**WHAT IS EXPECTED**
Repeat, exactly and in full, the lines of the listing below, but without any pictures.

**SOURCE DATA**
************

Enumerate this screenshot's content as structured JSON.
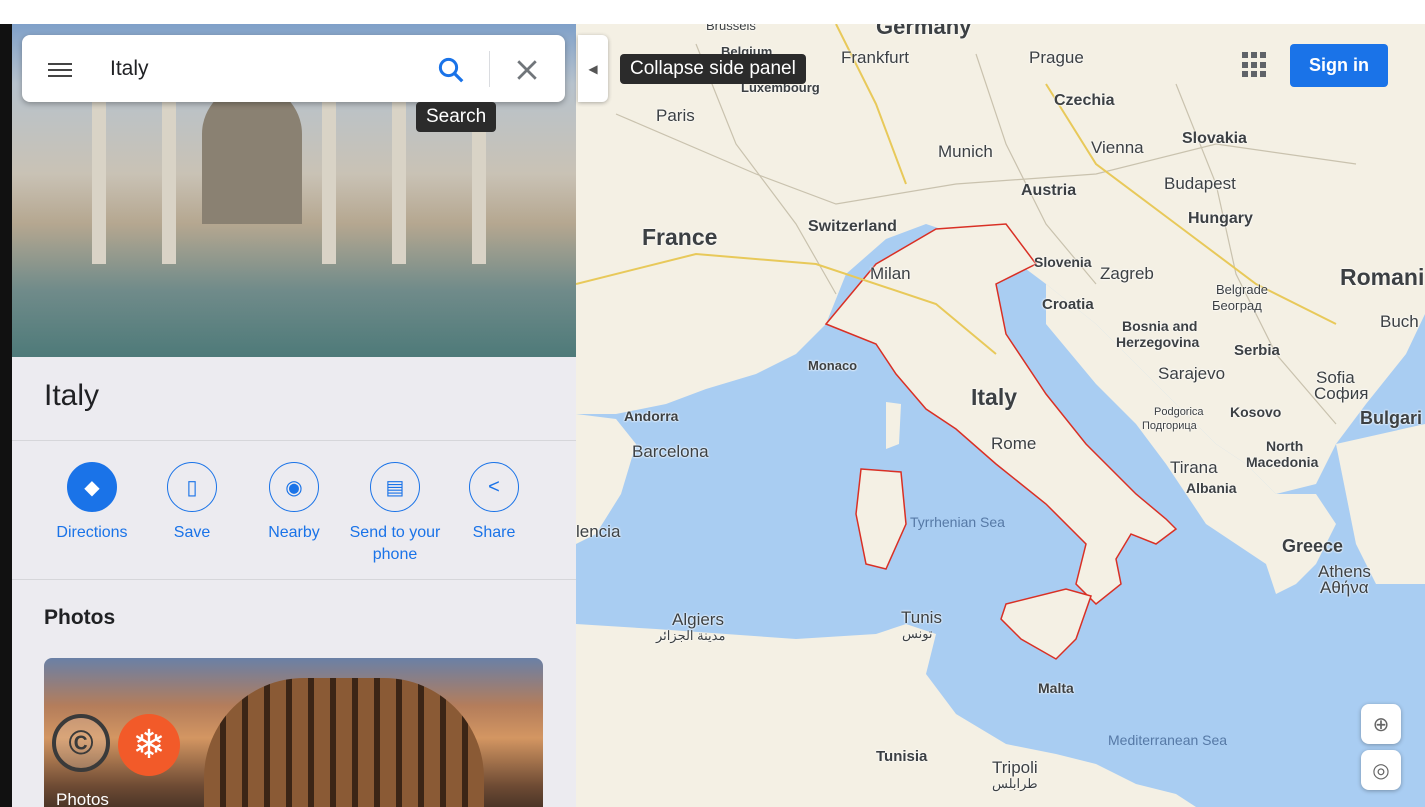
{
  "search": {
    "query": "Italy",
    "search_tooltip": "Search"
  },
  "side_panel": {
    "collapse_tooltip": "Collapse side panel"
  },
  "place": {
    "title": "Italy",
    "actions": [
      {
        "label": "Directions",
        "icon": "directions-icon"
      },
      {
        "label": "Save",
        "icon": "bookmark-icon"
      },
      {
        "label": "Nearby",
        "icon": "nearby-icon"
      },
      {
        "label": "Send to your phone",
        "icon": "send-to-phone-icon"
      },
      {
        "label": "Share",
        "icon": "share-icon"
      }
    ],
    "photos_heading": "Photos",
    "photo_card_label": "Photos"
  },
  "header": {
    "signin_label": "Sign in"
  },
  "colors": {
    "accent": "#1a73e8",
    "border": "#d93025",
    "sea": "#a9cdf2",
    "land": "#f4f0e4"
  },
  "map_labels": {
    "germany": "Germany",
    "brussels": "Brussels",
    "belgium": "Belgium",
    "luxembourg": "Luxembourg",
    "frankfurt": "Frankfurt",
    "prague": "Prague",
    "czechia": "Czechia",
    "paris": "Paris",
    "munich": "Munich",
    "vienna": "Vienna",
    "slovakia": "Slovakia",
    "austria": "Austria",
    "budapest": "Budapest",
    "hungary": "Hungary",
    "france": "France",
    "switzerland": "Switzerland",
    "slovenia": "Slovenia",
    "zagreb": "Zagreb",
    "romania": "Romani",
    "milan": "Milan",
    "belgrade": "Belgrade",
    "belgrade_cyr": "Београд",
    "croatia": "Croatia",
    "buch": "Buch",
    "bosnia": "Bosnia and",
    "herzegovina": "Herzegovina",
    "serbia": "Serbia",
    "sarajevo": "Sarajevo",
    "monaco": "Monaco",
    "sofia": "Sofia",
    "sofia_cyr": "София",
    "italy": "Italy",
    "andorra": "Andorra",
    "podgorica": "Podgorica",
    "podgorica_cyr": "Подгорица",
    "kosovo": "Kosovo",
    "bulgaria": "Bulgari",
    "rome": "Rome",
    "barcelona": "Barcelona",
    "north": "North",
    "macedonia": "Macedonia",
    "tirana": "Tirana",
    "albania": "Albania",
    "tyrrhenian": "Tyrrhenian Sea",
    "valencia": "lencia",
    "greece": "Greece",
    "athens": "Athens",
    "athens_gr": "Αθήνα",
    "algiers": "Algiers",
    "algiers_ar": "مدينة الجزائر",
    "tunis": "Tunis",
    "tunis_ar": "تونس",
    "malta": "Malta",
    "mediterranean": "Mediterranean Sea",
    "tunisia": "Tunisia",
    "tripoli": "Tripoli",
    "tripoli_ar": "طرابلس"
  }
}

************

**SOLUTION FOR THIS TASK**
Enumerate this screenshot's content as structured JSON.
{
  "search": {
    "query": "Italy",
    "search_tooltip": "Search"
  },
  "side_panel": {
    "collapse_tooltip": "Collapse side panel"
  },
  "place": {
    "title": "Italy",
    "actions": [
      {
        "label": "Directions",
        "icon": "directions-icon"
      },
      {
        "label": "Save",
        "icon": "bookmark-icon"
      },
      {
        "label": "Nearby",
        "icon": "nearby-icon"
      },
      {
        "label": "Send to your phone",
        "icon": "send-to-phone-icon"
      },
      {
        "label": "Share",
        "icon": "share-icon"
      }
    ],
    "photos_heading": "Photos",
    "photo_card_label": "Photos"
  },
  "header": {
    "signin_label": "Sign in"
  },
  "colors": {
    "accent": "#1a73e8",
    "border": "#d93025",
    "sea": "#a9cdf2",
    "land": "#f4f0e4"
  },
  "map_labels": {
    "germany": "Germany",
    "brussels": "Brussels",
    "belgium": "Belgium",
    "luxembourg": "Luxembourg",
    "frankfurt": "Frankfurt",
    "prague": "Prague",
    "czechia": "Czechia",
    "paris": "Paris",
    "munich": "Munich",
    "vienna": "Vienna",
    "slovakia": "Slovakia",
    "austria": "Austria",
    "budapest": "Budapest",
    "hungary": "Hungary",
    "france": "France",
    "switzerland": "Switzerland",
    "slovenia": "Slovenia",
    "zagreb": "Zagreb",
    "romania": "Romani",
    "milan": "Milan",
    "belgrade": "Belgrade",
    "belgrade_cyr": "Београд",
    "croatia": "Croatia",
    "buch": "Buch",
    "bosnia": "Bosnia and",
    "herzegovina": "Herzegovina",
    "serbia": "Serbia",
    "sarajevo": "Sarajevo",
    "monaco": "Monaco",
    "sofia": "Sofia",
    "sofia_cyr": "София",
    "italy": "Italy",
    "andorra": "Andorra",
    "podgorica": "Podgorica",
    "podgorica_cyr": "Подгорица",
    "kosovo": "Kosovo",
    "bulgaria": "Bulgari",
    "rome": "Rome",
    "barcelona": "Barcelona",
    "north": "North",
    "macedonia": "Macedonia",
    "tirana": "Tirana",
    "albania": "Albania",
    "tyrrhenian": "Tyrrhenian Sea",
    "valencia": "lencia",
    "greece": "Greece",
    "athens": "Athens",
    "athens_gr": "Αθήνα",
    "algiers": "Algiers",
    "algiers_ar": "مدينة الجزائر",
    "tunis": "Tunis",
    "tunis_ar": "تونس",
    "malta": "Malta",
    "mediterranean": "Mediterranean Sea",
    "tunisia": "Tunisia",
    "tripoli": "Tripoli",
    "tripoli_ar": "طرابلس"
  }
}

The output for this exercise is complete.